Exercise description:
Repeat the data verbatim.

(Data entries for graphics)

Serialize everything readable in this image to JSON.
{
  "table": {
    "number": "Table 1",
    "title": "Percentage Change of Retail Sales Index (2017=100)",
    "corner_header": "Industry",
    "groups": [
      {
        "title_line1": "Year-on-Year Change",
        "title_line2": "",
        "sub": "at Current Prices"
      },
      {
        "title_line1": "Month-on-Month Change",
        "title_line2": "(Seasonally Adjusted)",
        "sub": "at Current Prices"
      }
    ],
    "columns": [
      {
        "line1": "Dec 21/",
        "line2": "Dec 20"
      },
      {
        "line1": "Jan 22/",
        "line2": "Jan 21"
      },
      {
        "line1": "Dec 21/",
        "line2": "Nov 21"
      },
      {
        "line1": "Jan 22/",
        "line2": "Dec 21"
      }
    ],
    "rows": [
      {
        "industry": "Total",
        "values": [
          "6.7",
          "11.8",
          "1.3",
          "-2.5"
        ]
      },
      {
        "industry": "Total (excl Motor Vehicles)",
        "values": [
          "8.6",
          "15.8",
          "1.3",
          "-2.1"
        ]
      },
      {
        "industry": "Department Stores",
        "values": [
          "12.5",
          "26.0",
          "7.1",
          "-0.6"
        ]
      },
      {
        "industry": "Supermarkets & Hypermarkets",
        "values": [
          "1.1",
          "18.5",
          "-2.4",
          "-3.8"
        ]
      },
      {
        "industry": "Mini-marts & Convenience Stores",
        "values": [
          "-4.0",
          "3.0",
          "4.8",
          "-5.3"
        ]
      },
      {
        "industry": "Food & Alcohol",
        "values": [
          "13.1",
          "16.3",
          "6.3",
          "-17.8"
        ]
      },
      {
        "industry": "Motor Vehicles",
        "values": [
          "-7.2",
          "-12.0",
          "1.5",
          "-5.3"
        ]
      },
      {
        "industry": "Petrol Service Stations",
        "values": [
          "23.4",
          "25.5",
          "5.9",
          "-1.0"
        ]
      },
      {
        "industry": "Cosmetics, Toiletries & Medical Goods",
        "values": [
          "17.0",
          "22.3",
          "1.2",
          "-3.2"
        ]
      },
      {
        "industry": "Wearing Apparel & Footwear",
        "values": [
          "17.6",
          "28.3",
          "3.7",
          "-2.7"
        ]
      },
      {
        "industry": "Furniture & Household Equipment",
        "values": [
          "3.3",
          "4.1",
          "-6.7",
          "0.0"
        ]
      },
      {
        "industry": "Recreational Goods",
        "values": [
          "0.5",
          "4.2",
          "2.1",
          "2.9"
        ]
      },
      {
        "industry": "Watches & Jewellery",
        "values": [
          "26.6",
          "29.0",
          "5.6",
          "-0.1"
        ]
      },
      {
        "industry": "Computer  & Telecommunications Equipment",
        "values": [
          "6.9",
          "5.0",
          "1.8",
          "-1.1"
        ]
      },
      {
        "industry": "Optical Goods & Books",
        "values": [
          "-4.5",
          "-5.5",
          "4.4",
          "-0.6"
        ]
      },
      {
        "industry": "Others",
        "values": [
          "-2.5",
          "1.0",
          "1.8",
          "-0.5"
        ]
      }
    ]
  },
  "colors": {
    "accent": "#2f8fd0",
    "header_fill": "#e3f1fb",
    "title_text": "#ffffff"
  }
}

Full response:
Serialize everything readable in this image to JSON.
{
  "table": {
    "number": "Table 1",
    "title": "Percentage Change of Retail Sales Index (2017=100)",
    "corner_header": "Industry",
    "groups": [
      {
        "title_line1": "Year-on-Year Change",
        "title_line2": "",
        "sub": "at Current Prices"
      },
      {
        "title_line1": "Month-on-Month Change",
        "title_line2": "(Seasonally Adjusted)",
        "sub": "at Current Prices"
      }
    ],
    "columns": [
      {
        "line1": "Dec 21/",
        "line2": "Dec 20"
      },
      {
        "line1": "Jan 22/",
        "line2": "Jan 21"
      },
      {
        "line1": "Dec 21/",
        "line2": "Nov 21"
      },
      {
        "line1": "Jan 22/",
        "line2": "Dec 21"
      }
    ],
    "rows": [
      {
        "industry": "Total",
        "values": [
          "6.7",
          "11.8",
          "1.3",
          "-2.5"
        ]
      },
      {
        "industry": "Total (excl Motor Vehicles)",
        "values": [
          "8.6",
          "15.8",
          "1.3",
          "-2.1"
        ]
      },
      {
        "industry": "Department Stores",
        "values": [
          "12.5",
          "26.0",
          "7.1",
          "-0.6"
        ]
      },
      {
        "industry": "Supermarkets & Hypermarkets",
        "values": [
          "1.1",
          "18.5",
          "-2.4",
          "-3.8"
        ]
      },
      {
        "industry": "Mini-marts & Convenience Stores",
        "values": [
          "-4.0",
          "3.0",
          "4.8",
          "-5.3"
        ]
      },
      {
        "industry": "Food & Alcohol",
        "values": [
          "13.1",
          "16.3",
          "6.3",
          "-17.8"
        ]
      },
      {
        "industry": "Motor Vehicles",
        "values": [
          "-7.2",
          "-12.0",
          "1.5",
          "-5.3"
        ]
      },
      {
        "industry": "Petrol Service Stations",
        "values": [
          "23.4",
          "25.5",
          "5.9",
          "-1.0"
        ]
      },
      {
        "industry": "Cosmetics, Toiletries & Medical Goods",
        "values": [
          "17.0",
          "22.3",
          "1.2",
          "-3.2"
        ]
      },
      {
        "industry": "Wearing Apparel & Footwear",
        "values": [
          "17.6",
          "28.3",
          "3.7",
          "-2.7"
        ]
      },
      {
        "industry": "Furniture & Household Equipment",
        "values": [
          "3.3",
          "4.1",
          "-6.7",
          "0.0"
        ]
      },
      {
        "industry": "Recreational Goods",
        "values": [
          "0.5",
          "4.2",
          "2.1",
          "2.9"
        ]
      },
      {
        "industry": "Watches & Jewellery",
        "values": [
          "26.6",
          "29.0",
          "5.6",
          "-0.1"
        ]
      },
      {
        "industry": "Computer  & Telecommunications Equipment",
        "values": [
          "6.9",
          "5.0",
          "1.8",
          "-1.1"
        ]
      },
      {
        "industry": "Optical Goods & Books",
        "values": [
          "-4.5",
          "-5.5",
          "4.4",
          "-0.6"
        ]
      },
      {
        "industry": "Others",
        "values": [
          "-2.5",
          "1.0",
          "1.8",
          "-0.5"
        ]
      }
    ]
  },
  "colors": {
    "accent": "#2f8fd0",
    "header_fill": "#e3f1fb",
    "title_text": "#ffffff"
  }
}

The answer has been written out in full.